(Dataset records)
———
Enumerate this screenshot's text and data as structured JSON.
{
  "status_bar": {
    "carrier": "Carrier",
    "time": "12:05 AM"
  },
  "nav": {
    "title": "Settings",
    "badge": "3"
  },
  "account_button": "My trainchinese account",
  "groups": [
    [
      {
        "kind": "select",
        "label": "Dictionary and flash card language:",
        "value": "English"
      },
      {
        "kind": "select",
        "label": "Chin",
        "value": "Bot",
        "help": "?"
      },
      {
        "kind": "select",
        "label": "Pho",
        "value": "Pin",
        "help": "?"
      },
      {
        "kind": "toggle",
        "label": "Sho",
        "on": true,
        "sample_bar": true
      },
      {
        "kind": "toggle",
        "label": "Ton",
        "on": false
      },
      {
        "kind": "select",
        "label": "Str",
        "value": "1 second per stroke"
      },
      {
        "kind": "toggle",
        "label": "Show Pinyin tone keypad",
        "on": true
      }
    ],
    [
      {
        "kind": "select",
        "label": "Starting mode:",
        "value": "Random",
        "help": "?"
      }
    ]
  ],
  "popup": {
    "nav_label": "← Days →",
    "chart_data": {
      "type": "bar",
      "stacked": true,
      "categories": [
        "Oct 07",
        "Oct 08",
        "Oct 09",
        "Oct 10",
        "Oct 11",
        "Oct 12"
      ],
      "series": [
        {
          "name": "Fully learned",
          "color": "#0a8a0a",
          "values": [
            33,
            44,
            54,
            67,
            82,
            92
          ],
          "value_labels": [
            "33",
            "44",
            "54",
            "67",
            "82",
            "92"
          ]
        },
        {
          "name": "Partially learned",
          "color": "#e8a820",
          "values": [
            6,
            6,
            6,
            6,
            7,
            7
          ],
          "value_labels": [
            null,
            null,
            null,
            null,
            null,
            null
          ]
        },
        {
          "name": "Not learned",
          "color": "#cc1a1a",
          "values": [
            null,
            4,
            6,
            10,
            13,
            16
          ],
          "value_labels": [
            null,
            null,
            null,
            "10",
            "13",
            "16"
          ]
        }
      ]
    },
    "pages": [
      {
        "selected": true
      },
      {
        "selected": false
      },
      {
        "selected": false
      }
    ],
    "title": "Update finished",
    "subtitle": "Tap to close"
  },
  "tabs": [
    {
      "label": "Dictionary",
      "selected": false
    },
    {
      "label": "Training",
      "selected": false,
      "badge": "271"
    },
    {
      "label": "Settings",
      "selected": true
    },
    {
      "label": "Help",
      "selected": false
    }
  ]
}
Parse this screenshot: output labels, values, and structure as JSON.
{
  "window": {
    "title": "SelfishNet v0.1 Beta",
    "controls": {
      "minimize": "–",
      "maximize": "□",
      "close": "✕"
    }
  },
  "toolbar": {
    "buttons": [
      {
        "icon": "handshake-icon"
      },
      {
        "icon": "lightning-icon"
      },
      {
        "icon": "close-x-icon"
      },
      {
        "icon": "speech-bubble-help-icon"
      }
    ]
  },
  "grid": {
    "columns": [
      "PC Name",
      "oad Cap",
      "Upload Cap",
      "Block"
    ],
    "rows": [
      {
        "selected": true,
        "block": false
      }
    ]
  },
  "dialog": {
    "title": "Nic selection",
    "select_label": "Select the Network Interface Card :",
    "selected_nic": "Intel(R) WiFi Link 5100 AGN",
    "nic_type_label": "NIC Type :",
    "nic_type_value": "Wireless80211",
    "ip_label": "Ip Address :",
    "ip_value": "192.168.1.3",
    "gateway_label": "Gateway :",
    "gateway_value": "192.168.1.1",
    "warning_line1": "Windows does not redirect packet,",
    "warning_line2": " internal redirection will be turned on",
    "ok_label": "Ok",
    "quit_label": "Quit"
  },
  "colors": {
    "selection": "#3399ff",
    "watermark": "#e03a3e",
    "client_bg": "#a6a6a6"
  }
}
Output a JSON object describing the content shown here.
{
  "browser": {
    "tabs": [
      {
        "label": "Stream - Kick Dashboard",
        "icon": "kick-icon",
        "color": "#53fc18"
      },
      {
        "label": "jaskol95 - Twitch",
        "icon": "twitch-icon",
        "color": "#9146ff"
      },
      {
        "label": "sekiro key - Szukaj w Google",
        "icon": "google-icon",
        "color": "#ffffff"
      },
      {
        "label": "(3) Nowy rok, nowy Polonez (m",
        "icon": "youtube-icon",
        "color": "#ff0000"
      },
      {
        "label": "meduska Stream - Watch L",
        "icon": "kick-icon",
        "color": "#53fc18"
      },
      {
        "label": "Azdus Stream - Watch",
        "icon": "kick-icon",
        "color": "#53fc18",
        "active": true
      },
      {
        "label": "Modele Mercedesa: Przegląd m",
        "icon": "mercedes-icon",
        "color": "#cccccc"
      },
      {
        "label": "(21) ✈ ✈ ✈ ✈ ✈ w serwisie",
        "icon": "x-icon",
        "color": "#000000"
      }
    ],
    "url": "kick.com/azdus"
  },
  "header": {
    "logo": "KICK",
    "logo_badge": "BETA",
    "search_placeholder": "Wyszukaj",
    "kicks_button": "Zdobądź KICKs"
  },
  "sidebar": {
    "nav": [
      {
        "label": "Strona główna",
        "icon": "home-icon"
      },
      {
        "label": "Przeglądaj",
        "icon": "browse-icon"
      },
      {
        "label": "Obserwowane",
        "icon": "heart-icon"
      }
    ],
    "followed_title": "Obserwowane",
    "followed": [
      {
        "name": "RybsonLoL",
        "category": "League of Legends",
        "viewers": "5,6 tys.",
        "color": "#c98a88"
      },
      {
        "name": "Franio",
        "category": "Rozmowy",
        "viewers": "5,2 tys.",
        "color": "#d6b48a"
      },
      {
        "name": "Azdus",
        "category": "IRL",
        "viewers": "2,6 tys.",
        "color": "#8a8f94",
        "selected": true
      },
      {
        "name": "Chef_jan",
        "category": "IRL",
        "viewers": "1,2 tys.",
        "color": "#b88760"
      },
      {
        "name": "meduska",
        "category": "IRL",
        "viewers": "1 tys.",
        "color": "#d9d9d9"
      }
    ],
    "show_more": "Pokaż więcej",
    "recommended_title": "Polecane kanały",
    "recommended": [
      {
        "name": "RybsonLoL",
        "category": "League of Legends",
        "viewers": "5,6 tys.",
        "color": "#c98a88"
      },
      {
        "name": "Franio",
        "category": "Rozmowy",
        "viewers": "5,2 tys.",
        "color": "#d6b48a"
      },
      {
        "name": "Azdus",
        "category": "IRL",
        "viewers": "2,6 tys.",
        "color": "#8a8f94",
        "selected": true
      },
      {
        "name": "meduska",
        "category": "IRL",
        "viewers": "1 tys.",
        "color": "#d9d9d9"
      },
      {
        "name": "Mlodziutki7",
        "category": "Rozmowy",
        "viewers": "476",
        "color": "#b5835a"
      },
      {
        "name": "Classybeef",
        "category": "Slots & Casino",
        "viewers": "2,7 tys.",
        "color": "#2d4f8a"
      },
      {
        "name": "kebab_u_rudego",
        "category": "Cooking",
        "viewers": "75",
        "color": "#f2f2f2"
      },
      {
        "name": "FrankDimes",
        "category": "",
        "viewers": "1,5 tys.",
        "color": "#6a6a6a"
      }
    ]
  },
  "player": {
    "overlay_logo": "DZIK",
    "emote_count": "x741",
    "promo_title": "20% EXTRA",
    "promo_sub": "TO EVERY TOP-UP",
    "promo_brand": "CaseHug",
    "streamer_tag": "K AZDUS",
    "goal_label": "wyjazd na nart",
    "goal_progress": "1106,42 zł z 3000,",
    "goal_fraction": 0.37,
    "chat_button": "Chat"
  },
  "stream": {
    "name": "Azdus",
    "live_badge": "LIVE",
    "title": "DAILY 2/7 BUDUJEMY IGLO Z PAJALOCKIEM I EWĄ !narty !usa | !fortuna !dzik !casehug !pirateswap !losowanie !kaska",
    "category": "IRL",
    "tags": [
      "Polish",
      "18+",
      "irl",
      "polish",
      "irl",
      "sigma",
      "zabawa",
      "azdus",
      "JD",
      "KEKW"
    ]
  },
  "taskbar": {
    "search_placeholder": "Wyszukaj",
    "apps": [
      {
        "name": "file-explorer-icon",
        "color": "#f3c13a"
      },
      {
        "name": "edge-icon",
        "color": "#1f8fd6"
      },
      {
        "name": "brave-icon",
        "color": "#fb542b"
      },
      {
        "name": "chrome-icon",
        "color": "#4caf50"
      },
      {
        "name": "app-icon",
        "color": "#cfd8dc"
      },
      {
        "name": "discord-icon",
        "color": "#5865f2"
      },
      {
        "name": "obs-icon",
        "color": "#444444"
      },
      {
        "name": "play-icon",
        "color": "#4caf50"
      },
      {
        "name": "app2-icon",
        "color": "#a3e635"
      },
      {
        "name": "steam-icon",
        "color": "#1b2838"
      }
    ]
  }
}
———
» **EXERCISE DIRECTIONS**
Give only the number of lines in the material above that include the word "true".

» **ANSWER TO THIS TASK**
10